**WRITTEN INSTRUCTION**
Recast the visual layout records as a JSON list of strings with one string per line, leaving out blank lines and the pictures.

**Visual layout records**
○ ○ ○ ○ ○ ○ ○

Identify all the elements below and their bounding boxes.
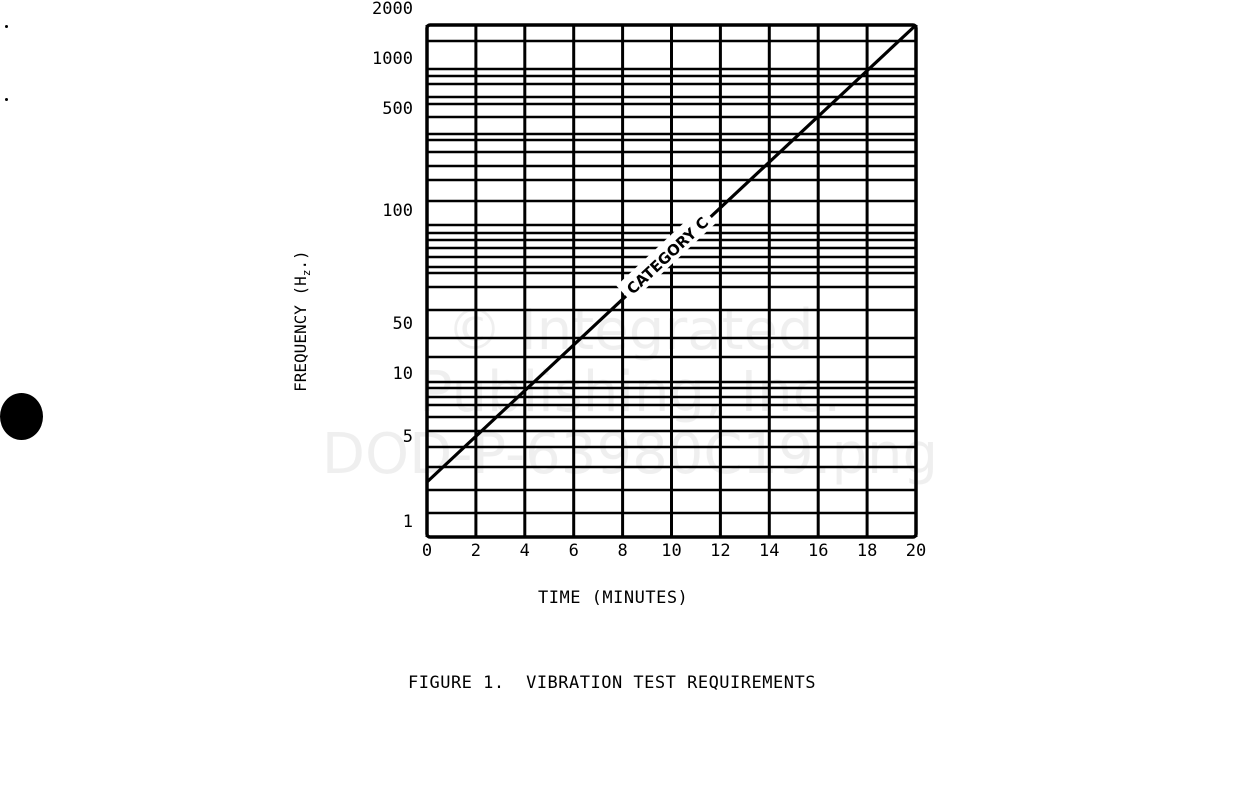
x-tick-label: 0 <box>422 541 432 561</box>
x-tick-label: 10 <box>661 541 681 561</box>
x-tick-label: 6 <box>569 541 579 561</box>
x-axis-label: TIME (MINUTES) <box>538 588 689 608</box>
y-tick-label: 50 <box>393 314 413 334</box>
x-tick-label: 16 <box>808 541 828 561</box>
x-tick-label: 2 <box>471 541 481 561</box>
y-tick-label: 1 <box>403 512 413 532</box>
x-tick-label: 18 <box>857 541 877 561</box>
x-tick-label: 8 <box>617 541 627 561</box>
scan-speck <box>5 25 8 28</box>
x-tick-label: 4 <box>520 541 530 561</box>
y-tick-label: 2000 <box>372 0 413 19</box>
scan-speck <box>5 98 8 101</box>
figure-caption: FIGURE 1. VIBRATION TEST REQUIREMENTS <box>408 673 816 693</box>
y-tick-label: 100 <box>382 201 413 221</box>
y-axis-label: FREQUENCY (Hz.) <box>290 250 314 392</box>
scan-hole-mark <box>0 393 43 440</box>
series-label-background <box>616 206 717 302</box>
y-tick-label: 5 <box>403 427 413 447</box>
y-tick-label: 1000 <box>372 49 413 69</box>
x-tick-label: 20 <box>906 541 926 561</box>
plot-frame <box>425 23 918 539</box>
y-tick-label: 10 <box>393 364 413 384</box>
x-tick-label: 12 <box>710 541 730 561</box>
x-tick-label: 14 <box>759 541 779 561</box>
y-tick-label: 500 <box>382 99 413 119</box>
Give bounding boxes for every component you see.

○ ○ ○ ○ ○ ○ ○

**OUTPUT FOR THIS TASK**
[
  "Identify all the elements below and their bounding boxes.",
  "x-tick-label: 0 <box>422 541 432 561</box>",
  "x-tick-label: 10 <box>661 541 681 561</box>",
  "x-tick-label: 6 <box>569 541 579 561</box>",
  "x-axis-label: TIME (MINUTES) <box>538 588 689 608</box>",
  "y-tick-label: 50 <box>393 314 413 334</box>",
  "x-tick-label: 16 <box>808 541 828 561</box>",
  "x-tick-label: 2 <box>471 541 481 561</box>",
  "y-tick-label: 1 <box>403 512 413 532</box>",
  "x-tick-label: 18 <box>857 541 877 561</box>",
  "x-tick-label: 8 <box>617 541 627 561</box>",
  "scan-speck <box>5 25 8 28</box>",
  "x-tick-label: 4 <box>520 541 530 561</box>",
  "y-tick-label: 2000 <box>372 0 413 19</box>",
  "scan-speck <box>5 98 8 101</box>",
  "figure-caption: FIGURE 1. VIBRATION TEST REQUIREMENTS <box>408 673 816 693</box>",
  "y-tick-label: 100 <box>382 201 413 221</box>",
  "y-axis-label: FREQUENCY (Hz.) <box>290 250 314 392</box>",
  "scan-hole-mark <box>0 393 43 440</box>",
  "series-label-background <box>616 206 717 302</box>",
  "y-tick-label: 5 <box>403 427 413 447</box>",
  "y-tick-label: 1000 <box>372 49 413 69</box>",
  "x-tick-label: 20 <box>906 541 926 561</box>",
  "plot-frame <box>425 23 918 539</box>",
  "y-tick-label: 10 <box>393 364 413 384</box>",
  "x-tick-label: 12 <box>710 541 730 561</box>",
  "x-tick-label: 14 <box>759 541 779 561</box>",
  "y-tick-label: 500 <box>382 99 413 119</box>",
  "Give bounding boxes for every component you see."
]